-- begin Available data --
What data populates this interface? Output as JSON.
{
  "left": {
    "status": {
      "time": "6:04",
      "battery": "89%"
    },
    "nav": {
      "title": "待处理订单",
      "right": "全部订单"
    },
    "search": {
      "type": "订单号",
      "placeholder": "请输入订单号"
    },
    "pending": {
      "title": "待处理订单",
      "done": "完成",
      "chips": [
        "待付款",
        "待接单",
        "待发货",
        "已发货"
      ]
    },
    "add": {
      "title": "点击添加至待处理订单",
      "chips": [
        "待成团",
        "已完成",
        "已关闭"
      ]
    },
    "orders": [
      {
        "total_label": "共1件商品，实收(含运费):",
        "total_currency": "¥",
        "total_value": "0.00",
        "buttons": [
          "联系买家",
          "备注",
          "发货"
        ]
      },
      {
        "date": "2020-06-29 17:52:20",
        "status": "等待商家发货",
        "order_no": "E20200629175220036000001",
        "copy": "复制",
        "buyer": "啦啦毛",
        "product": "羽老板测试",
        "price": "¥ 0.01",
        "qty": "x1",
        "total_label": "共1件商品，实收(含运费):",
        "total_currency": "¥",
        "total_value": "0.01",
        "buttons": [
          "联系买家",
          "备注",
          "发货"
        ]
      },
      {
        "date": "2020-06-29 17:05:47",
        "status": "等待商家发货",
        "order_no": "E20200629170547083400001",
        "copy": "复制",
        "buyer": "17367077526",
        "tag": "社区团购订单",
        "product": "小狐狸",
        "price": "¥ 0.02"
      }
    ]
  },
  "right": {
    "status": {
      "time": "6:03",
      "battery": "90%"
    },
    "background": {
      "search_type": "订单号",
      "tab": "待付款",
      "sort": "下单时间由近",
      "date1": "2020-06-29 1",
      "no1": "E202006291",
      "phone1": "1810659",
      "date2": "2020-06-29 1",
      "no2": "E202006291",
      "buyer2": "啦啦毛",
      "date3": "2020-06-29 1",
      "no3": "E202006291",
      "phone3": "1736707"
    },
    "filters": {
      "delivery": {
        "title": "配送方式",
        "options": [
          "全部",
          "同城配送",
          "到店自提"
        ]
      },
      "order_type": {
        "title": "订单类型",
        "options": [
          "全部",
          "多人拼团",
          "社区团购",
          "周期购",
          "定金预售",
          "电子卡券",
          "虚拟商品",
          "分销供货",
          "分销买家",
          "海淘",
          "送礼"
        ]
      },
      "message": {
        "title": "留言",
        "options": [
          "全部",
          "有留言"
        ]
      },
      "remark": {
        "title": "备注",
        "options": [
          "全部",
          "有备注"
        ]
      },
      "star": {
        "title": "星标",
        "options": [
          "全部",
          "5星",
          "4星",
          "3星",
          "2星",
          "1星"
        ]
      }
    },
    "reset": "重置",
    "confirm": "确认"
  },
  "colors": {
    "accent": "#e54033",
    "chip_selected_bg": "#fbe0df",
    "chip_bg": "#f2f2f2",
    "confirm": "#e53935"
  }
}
-- end Available data --
Extract the full listing and reproduce each line exactly.

What data populates this interface? Output as JSON.
{
  "left": {
    "status": {
      "time": "6:04",
      "battery": "89%"
    },
    "nav": {
      "title": "待处理订单",
      "right": "全部订单"
    },
    "search": {
      "type": "订单号",
      "placeholder": "请输入订单号"
    },
    "pending": {
      "title": "待处理订单",
      "done": "完成",
      "chips": [
        "待付款",
        "待接单",
        "待发货",
        "已发货"
      ]
    },
    "add": {
      "title": "点击添加至待处理订单",
      "chips": [
        "待成团",
        "已完成",
        "已关闭"
      ]
    },
    "orders": [
      {
        "total_label": "共1件商品，实收(含运费):",
        "total_currency": "¥",
        "total_value": "0.00",
        "buttons": [
          "联系买家",
          "备注",
          "发货"
        ]
      },
      {
        "date": "2020-06-29 17:52:20",
        "status": "等待商家发货",
        "order_no": "E20200629175220036000001",
        "copy": "复制",
        "buyer": "啦啦毛",
        "product": "羽老板测试",
        "price": "¥ 0.01",
        "qty": "x1",
        "total_label": "共1件商品，实收(含运费):",
        "total_currency": "¥",
        "total_value": "0.01",
        "buttons": [
          "联系买家",
          "备注",
          "发货"
        ]
      },
      {
        "date": "2020-06-29 17:05:47",
        "status": "等待商家发货",
        "order_no": "E20200629170547083400001",
        "copy": "复制",
        "buyer": "17367077526",
        "tag": "社区团购订单",
        "product": "小狐狸",
        "price": "¥ 0.02"
      }
    ]
  },
  "right": {
    "status": {
      "time": "6:03",
      "battery": "90%"
    },
    "background": {
      "search_type": "订单号",
      "tab": "待付款",
      "sort": "下单时间由近",
      "date1": "2020-06-29 1",
      "no1": "E202006291",
      "phone1": "1810659",
      "date2": "2020-06-29 1",
      "no2": "E202006291",
      "buyer2": "啦啦毛",
      "date3": "2020-06-29 1",
      "no3": "E202006291",
      "phone3": "1736707"
    },
    "filters": {
      "delivery": {
        "title": "配送方式",
        "options": [
          "全部",
          "同城配送",
          "到店自提"
        ]
      },
      "order_type": {
        "title": "订单类型",
        "options": [
          "全部",
          "多人拼团",
          "社区团购",
          "周期购",
          "定金预售",
          "电子卡券",
          "虚拟商品",
          "分销供货",
          "分销买家",
          "海淘",
          "送礼"
        ]
      },
      "message": {
        "title": "留言",
        "options": [
          "全部",
          "有留言"
        ]
      },
      "remark": {
        "title": "备注",
        "options": [
          "全部",
          "有备注"
        ]
      },
      "star": {
        "title": "星标",
        "options": [
          "全部",
          "5星",
          "4星",
          "3星",
          "2星",
          "1星"
        ]
      }
    },
    "reset": "重置",
    "confirm": "确认"
  },
  "colors": {
    "accent": "#e54033",
    "chip_selected_bg": "#fbe0df",
    "chip_bg": "#f2f2f2",
    "confirm": "#e53935"
  }
}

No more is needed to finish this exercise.